* begin Provided material *

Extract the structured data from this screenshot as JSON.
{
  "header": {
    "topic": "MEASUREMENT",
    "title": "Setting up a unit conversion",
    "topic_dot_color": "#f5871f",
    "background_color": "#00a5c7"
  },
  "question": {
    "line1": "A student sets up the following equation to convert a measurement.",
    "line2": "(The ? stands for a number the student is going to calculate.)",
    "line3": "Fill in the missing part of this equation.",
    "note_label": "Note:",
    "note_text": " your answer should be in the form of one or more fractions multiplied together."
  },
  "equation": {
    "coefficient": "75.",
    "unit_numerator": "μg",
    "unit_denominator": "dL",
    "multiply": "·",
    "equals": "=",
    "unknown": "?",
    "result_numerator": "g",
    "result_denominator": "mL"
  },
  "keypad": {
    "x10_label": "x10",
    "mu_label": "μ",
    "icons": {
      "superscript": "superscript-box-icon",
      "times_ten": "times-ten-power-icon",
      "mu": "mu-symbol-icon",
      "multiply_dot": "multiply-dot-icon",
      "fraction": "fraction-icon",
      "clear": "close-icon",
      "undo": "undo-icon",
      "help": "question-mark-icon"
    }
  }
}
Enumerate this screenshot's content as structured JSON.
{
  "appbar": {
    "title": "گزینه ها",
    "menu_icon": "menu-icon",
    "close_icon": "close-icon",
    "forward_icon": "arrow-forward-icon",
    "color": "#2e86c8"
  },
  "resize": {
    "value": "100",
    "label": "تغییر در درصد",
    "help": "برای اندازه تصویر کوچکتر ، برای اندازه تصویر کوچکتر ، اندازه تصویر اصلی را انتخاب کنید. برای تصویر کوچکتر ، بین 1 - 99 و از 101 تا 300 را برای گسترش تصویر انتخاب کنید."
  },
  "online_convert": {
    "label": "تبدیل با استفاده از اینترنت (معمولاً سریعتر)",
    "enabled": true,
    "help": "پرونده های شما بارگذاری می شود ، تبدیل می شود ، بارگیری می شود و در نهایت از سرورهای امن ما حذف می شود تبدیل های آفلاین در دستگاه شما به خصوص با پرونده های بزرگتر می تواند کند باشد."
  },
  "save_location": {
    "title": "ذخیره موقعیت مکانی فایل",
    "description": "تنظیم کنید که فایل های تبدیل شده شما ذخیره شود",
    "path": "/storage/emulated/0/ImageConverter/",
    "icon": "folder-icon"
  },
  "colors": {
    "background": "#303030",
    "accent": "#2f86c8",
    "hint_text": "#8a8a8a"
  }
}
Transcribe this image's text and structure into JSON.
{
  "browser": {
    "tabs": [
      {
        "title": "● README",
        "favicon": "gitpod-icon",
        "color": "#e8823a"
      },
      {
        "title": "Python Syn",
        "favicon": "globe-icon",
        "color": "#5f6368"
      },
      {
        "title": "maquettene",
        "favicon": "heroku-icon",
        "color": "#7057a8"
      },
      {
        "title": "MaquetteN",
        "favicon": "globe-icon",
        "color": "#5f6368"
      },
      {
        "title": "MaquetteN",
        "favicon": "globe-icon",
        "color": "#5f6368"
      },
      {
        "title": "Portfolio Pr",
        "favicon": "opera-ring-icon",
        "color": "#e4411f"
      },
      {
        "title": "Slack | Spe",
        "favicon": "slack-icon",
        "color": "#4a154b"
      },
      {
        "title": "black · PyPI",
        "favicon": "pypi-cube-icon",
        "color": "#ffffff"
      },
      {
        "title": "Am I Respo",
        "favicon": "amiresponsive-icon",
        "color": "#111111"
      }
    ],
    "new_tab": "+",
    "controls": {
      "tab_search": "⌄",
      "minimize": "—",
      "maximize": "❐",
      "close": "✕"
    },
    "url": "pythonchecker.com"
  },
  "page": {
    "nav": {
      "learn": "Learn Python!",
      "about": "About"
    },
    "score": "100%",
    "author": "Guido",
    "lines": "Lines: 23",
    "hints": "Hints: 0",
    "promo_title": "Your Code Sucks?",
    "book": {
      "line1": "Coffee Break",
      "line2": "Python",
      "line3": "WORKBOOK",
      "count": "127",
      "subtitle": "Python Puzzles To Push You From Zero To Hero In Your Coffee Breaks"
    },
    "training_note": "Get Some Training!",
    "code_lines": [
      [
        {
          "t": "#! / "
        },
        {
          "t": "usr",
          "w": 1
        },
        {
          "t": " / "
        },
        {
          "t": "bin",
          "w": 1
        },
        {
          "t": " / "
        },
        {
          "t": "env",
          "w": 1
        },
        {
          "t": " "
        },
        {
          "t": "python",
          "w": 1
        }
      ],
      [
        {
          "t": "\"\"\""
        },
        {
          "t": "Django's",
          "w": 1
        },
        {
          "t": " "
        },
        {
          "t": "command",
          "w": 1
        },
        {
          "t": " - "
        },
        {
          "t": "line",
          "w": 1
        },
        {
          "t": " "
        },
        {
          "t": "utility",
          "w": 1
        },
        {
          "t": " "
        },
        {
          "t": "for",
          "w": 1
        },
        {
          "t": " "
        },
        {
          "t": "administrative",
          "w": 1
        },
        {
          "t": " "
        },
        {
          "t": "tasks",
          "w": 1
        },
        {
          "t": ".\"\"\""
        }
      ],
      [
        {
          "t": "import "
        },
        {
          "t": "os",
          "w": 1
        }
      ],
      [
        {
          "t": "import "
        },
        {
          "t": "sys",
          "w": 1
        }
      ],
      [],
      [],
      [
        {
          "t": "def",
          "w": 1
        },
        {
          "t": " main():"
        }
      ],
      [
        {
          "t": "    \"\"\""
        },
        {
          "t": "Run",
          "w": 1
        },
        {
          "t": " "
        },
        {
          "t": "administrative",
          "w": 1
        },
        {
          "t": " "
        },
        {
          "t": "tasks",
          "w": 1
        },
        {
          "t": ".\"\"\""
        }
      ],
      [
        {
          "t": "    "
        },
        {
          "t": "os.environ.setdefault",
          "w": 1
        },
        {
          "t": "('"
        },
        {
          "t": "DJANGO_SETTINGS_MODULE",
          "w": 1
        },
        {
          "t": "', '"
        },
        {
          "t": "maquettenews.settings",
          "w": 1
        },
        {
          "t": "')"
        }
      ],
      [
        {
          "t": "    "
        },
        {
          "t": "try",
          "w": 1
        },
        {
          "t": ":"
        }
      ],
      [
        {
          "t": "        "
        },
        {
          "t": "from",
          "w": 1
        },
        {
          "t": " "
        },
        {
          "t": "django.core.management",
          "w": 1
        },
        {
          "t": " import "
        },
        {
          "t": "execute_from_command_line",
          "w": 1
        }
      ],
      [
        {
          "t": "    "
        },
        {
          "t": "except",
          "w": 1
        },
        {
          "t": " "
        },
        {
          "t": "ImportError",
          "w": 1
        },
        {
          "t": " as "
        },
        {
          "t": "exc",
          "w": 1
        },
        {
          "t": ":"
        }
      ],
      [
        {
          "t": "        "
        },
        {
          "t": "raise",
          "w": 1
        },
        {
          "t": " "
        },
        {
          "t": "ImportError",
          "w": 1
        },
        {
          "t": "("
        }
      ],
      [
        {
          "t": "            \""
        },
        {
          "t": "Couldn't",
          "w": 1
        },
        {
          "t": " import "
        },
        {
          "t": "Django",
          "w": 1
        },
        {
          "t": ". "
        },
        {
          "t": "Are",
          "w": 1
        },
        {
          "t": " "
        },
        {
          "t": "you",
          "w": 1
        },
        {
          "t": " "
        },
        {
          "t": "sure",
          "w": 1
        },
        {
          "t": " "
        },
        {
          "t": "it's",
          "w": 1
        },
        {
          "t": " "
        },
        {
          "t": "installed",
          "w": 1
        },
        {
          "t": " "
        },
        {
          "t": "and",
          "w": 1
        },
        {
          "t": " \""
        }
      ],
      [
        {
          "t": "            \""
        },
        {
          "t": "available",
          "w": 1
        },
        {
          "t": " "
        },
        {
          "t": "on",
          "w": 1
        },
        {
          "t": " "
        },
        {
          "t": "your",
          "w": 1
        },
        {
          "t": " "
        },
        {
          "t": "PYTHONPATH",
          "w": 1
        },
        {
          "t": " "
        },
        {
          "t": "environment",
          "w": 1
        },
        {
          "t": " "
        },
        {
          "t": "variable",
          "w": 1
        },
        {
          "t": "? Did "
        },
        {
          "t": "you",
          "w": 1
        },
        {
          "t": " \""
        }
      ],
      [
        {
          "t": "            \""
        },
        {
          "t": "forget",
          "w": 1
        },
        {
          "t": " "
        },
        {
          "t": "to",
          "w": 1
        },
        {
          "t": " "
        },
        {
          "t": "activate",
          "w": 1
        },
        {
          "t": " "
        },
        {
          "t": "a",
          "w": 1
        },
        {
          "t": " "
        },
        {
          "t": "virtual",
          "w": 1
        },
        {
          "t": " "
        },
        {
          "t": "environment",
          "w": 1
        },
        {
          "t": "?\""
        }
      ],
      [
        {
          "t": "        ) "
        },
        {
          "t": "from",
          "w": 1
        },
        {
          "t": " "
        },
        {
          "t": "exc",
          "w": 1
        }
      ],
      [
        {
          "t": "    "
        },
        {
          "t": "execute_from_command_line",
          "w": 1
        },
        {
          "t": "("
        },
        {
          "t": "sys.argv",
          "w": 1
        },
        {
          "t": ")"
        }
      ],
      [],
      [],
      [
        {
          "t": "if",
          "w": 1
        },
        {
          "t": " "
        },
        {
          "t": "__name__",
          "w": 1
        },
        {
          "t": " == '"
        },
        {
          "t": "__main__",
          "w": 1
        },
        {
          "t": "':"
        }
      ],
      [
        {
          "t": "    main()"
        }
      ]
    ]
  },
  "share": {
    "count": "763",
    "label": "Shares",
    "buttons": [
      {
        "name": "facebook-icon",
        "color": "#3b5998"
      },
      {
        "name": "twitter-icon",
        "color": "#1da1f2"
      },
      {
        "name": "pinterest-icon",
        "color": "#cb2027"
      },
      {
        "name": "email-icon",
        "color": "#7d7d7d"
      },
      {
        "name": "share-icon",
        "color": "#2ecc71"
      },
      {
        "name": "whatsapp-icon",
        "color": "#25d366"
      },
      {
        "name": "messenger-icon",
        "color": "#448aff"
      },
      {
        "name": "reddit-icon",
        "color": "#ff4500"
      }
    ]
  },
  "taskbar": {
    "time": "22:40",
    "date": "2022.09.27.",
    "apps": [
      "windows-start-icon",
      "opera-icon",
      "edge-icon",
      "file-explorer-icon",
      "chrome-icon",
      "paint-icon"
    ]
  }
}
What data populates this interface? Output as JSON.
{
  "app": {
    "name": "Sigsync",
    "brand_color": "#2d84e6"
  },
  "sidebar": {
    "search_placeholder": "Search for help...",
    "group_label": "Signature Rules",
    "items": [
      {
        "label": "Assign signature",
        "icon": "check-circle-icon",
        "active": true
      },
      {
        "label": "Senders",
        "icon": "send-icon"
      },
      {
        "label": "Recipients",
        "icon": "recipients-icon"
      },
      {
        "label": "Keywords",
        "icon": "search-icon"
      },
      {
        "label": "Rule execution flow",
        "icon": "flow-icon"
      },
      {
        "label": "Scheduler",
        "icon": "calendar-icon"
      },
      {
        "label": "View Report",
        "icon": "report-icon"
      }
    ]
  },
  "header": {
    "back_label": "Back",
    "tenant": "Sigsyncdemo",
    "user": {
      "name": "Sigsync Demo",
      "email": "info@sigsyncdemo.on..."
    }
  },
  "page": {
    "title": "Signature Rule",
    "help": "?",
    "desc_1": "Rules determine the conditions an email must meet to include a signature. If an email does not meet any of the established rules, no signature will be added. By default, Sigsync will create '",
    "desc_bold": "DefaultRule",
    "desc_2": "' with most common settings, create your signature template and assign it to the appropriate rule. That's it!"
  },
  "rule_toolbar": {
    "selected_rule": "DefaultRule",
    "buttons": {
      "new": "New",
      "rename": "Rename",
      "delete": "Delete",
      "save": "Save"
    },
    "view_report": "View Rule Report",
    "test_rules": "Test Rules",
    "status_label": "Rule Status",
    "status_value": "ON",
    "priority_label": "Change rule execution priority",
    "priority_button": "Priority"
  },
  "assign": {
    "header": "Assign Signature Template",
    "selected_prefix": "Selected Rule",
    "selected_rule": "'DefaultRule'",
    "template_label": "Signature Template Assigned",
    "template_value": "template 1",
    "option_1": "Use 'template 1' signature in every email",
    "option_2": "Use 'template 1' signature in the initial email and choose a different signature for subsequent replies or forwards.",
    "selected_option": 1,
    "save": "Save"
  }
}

* end Provided material *

_Goal of the exercise:_
Give the number of lines above that hold the word "execution", and nothing more.

_Complete output:_
2